----- DATA TO PROCESS -----

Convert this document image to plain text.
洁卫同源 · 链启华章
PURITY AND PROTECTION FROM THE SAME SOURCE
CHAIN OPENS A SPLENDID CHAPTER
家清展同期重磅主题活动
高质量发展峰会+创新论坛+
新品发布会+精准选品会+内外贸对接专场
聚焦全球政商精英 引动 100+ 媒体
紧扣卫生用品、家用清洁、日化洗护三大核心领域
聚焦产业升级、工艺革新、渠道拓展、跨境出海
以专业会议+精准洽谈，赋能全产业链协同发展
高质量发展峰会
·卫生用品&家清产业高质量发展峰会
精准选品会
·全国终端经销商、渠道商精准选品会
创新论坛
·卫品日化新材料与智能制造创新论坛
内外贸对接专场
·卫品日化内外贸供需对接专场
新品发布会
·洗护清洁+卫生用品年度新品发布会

-----
----- DATA TO PROCESS -----

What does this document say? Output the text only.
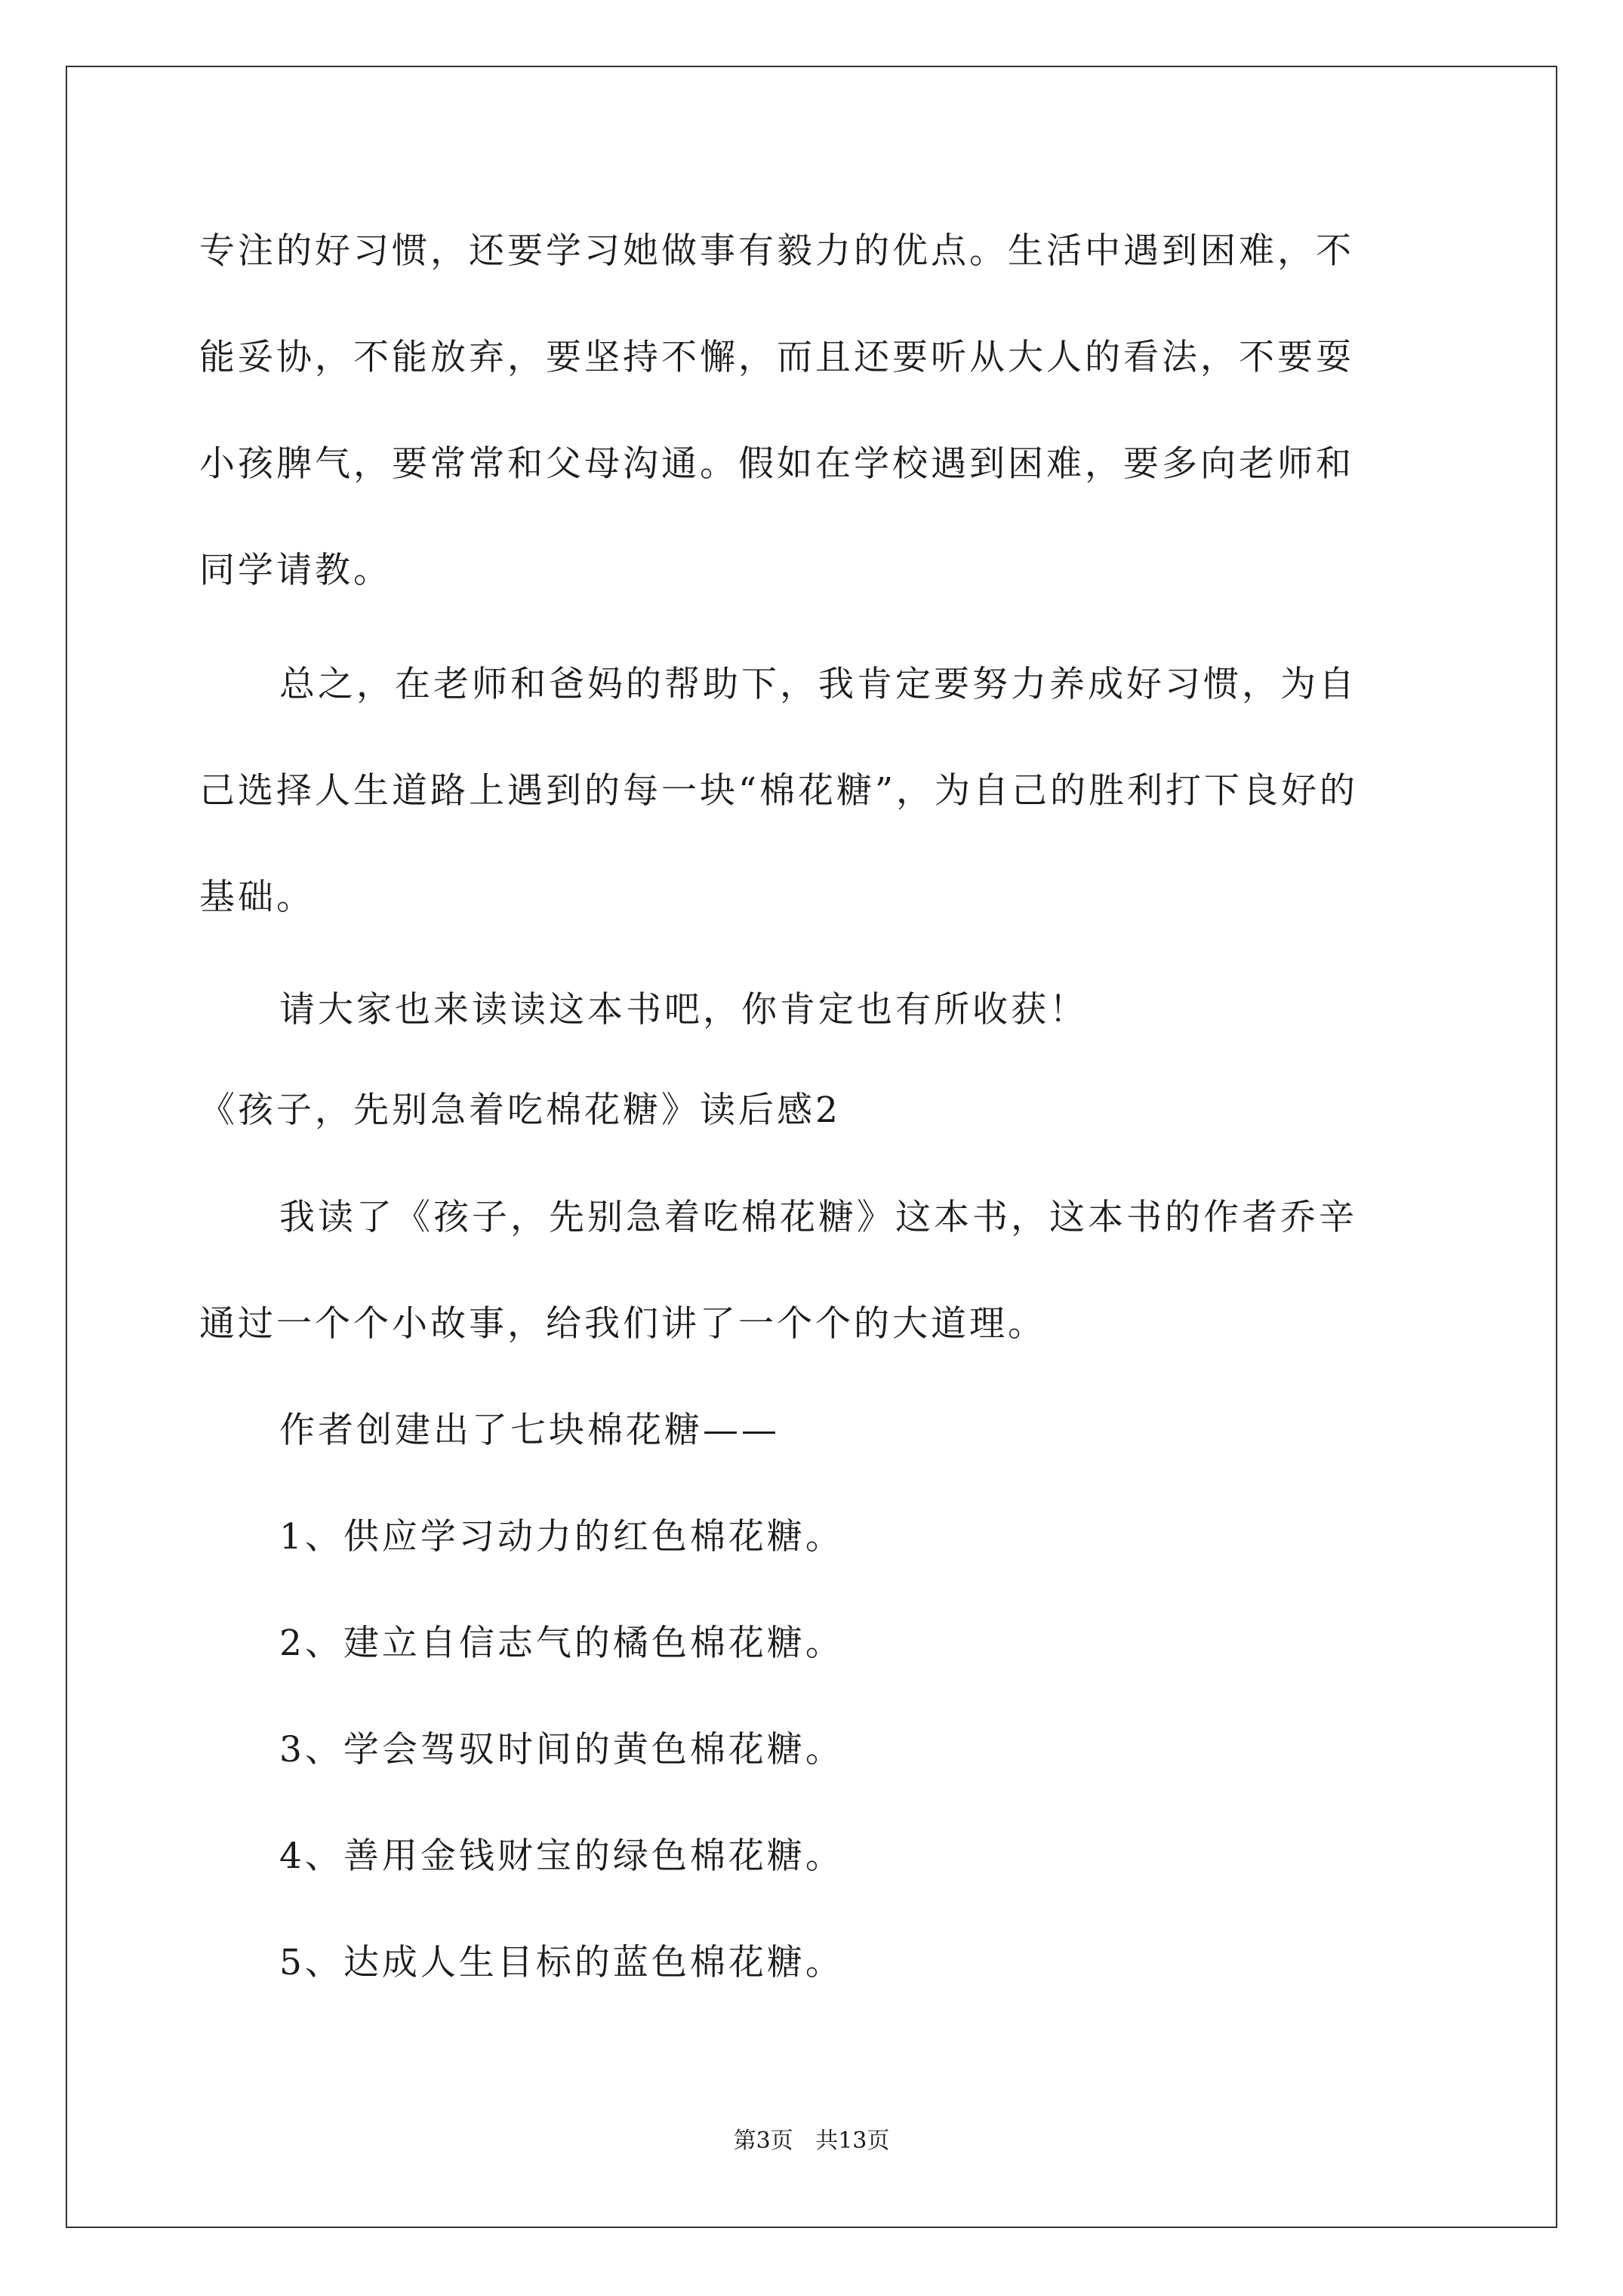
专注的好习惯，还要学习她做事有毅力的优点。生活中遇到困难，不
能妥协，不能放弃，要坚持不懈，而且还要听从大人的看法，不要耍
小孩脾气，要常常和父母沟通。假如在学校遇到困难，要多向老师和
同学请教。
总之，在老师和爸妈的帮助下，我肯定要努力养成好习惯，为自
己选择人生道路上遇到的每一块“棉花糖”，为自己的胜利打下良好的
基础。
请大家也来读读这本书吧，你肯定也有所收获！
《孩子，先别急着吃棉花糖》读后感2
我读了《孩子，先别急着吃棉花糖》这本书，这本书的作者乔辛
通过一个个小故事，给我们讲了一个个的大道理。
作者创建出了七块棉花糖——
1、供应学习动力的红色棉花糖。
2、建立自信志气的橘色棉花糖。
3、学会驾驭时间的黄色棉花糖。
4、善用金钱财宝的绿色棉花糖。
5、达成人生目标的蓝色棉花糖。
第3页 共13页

-----

Give the count of lines holding the word "text" and nothing more.

2